EXERCISE DESCRIPTION: Extract the data exactly, missing nothing.

ENTRIES:
----------------------------------------

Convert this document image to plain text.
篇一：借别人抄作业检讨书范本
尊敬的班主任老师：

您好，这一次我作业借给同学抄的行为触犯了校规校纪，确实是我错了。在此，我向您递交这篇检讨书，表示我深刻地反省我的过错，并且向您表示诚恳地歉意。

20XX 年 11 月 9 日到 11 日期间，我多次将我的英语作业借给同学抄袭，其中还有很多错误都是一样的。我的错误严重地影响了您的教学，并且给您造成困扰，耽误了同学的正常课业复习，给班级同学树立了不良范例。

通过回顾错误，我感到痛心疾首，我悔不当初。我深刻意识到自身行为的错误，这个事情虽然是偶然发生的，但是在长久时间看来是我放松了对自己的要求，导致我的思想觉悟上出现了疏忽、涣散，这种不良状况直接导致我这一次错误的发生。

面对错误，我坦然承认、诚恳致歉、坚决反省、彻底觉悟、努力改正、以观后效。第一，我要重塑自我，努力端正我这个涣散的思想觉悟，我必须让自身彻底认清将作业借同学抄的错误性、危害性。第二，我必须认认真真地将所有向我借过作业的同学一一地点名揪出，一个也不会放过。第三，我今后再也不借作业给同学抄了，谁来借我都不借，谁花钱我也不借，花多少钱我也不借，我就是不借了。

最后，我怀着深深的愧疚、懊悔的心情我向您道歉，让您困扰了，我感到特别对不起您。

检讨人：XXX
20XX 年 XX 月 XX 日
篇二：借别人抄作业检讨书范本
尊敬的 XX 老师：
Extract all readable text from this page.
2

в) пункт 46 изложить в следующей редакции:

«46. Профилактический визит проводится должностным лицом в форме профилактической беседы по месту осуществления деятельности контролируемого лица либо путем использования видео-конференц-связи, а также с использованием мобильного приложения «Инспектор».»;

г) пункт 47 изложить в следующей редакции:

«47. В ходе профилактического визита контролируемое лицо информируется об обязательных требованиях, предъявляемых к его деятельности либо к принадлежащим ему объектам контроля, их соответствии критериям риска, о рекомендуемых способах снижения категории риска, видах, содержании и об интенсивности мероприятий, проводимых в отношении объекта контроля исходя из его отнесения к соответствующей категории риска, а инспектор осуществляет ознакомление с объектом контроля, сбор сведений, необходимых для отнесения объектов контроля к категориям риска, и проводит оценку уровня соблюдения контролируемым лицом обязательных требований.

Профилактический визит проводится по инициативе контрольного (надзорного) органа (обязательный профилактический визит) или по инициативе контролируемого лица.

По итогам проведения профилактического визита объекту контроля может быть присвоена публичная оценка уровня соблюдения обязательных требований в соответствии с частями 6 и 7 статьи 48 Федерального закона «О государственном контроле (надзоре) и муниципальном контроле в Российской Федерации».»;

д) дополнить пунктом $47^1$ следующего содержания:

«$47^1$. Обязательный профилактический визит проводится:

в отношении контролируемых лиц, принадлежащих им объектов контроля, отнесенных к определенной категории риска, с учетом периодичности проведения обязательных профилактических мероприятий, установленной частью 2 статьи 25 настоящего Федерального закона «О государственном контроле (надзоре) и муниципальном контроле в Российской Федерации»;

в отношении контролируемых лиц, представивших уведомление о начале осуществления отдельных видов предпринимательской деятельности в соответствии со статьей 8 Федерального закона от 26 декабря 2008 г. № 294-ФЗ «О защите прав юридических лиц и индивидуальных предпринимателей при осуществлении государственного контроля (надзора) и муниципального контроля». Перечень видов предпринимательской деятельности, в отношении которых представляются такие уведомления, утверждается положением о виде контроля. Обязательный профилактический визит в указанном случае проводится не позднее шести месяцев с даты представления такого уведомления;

----------------------------------------

EXERCISE RESPONSE:
Convert this document image to plain text.
篇一：借别人抄作业检讨书范本
尊敬的班主任老师：

您好，这一次我作业借给同学抄的行为触犯了校规校纪，确实是我错了。在此，我向您递交这篇检讨书，表示我深刻地反省我的过错，并且向您表示诚恳地歉意。

20XX 年 11 月 9 日到 11 日期间，我多次将我的英语作业借给同学抄袭，其中还有很多错误都是一样的。我的错误严重地影响了您的教学，并且给您造成困扰，耽误了同学的正常课业复习，给班级同学树立了不良范例。

通过回顾错误，我感到痛心疾首，我悔不当初。我深刻意识到自身行为的错误，这个事情虽然是偶然发生的，但是在长久时间看来是我放松了对自己的要求，导致我的思想觉悟上出现了疏忽、涣散，这种不良状况直接导致我这一次错误的发生。

面对错误，我坦然承认、诚恳致歉、坚决反省、彻底觉悟、努力改正、以观后效。第一，我要重塑自我，努力端正我这个涣散的思想觉悟，我必须让自身彻底认清将作业借同学抄的错误性、危害性。第二，我必须认认真真地将所有向我借过作业的同学一一地点名揪出，一个也不会放过。第三，我今后再也不借作业给同学抄了，谁来借我都不借，谁花钱我也不借，花多少钱我也不借，我就是不借了。

最后，我怀着深深的愧疚、懊悔的心情我向您道歉，让您困扰了，我感到特别对不起您。

检讨人：XXX
20XX 年 XX 月 XX 日
篇二：借别人抄作业检讨书范本
尊敬的 XX 老师：
Extract all readable text from this page.
2

в) пункт 46 изложить в следующей редакции:

«46. Профилактический визит проводится должностным лицом в форме профилактической беседы по месту осуществления деятельности контролируемого лица либо путем использования видео-конференц-связи, а также с использованием мобильного приложения «Инспектор».»;

г) пункт 47 изложить в следующей редакции:

«47. В ходе профилактического визита контролируемое лицо информируется об обязательных требованиях, предъявляемых к его деятельности либо к принадлежащим ему объектам контроля, их соответствии критериям риска, о рекомендуемых способах снижения категории риска, видах, содержании и об интенсивности мероприятий, проводимых в отношении объекта контроля исходя из его отнесения к соответствующей категории риска, а инспектор осуществляет ознакомление с объектом контроля, сбор сведений, необходимых для отнесения объектов контроля к категориям риска, и проводит оценку уровня соблюдения контролируемым лицом обязательных требований.

Профилактический визит проводится по инициативе контрольного (надзорного) органа (обязательный профилактический визит) или по инициативе контролируемого лица.

По итогам проведения профилактического визита объекту контроля может быть присвоена публичная оценка уровня соблюдения обязательных требований в соответствии с частями 6 и 7 статьи 48 Федерального закона «О государственном контроле (надзоре) и муниципальном контроле в Российской Федерации».»;

д) дополнить пунктом $47^1$ следующего содержания:

«$47^1$. Обязательный профилактический визит проводится:

в отношении контролируемых лиц, принадлежащих им объектов контроля, отнесенных к определенной категории риска, с учетом периодичности проведения обязательных профилактических мероприятий, установленной частью 2 статьи 25 настоящего Федерального закона «О государственном контроле (надзоре) и муниципальном контроле в Российской Федерации»;

в отношении контролируемых лиц, представивших уведомление о начале осуществления отдельных видов предпринимательской деятельности в соответствии со статьей 8 Федерального закона от 26 декабря 2008 г. № 294-ФЗ «О защите прав юридических лиц и индивидуальных предпринимателей при осуществлении государственного контроля (надзора) и муниципального контроля». Перечень видов предпринимательской деятельности, в отношении которых представляются такие уведомления, утверждается положением о виде контроля. Обязательный профилактический визит в указанном случае проводится не позднее шести месяцев с даты представления такого уведомления;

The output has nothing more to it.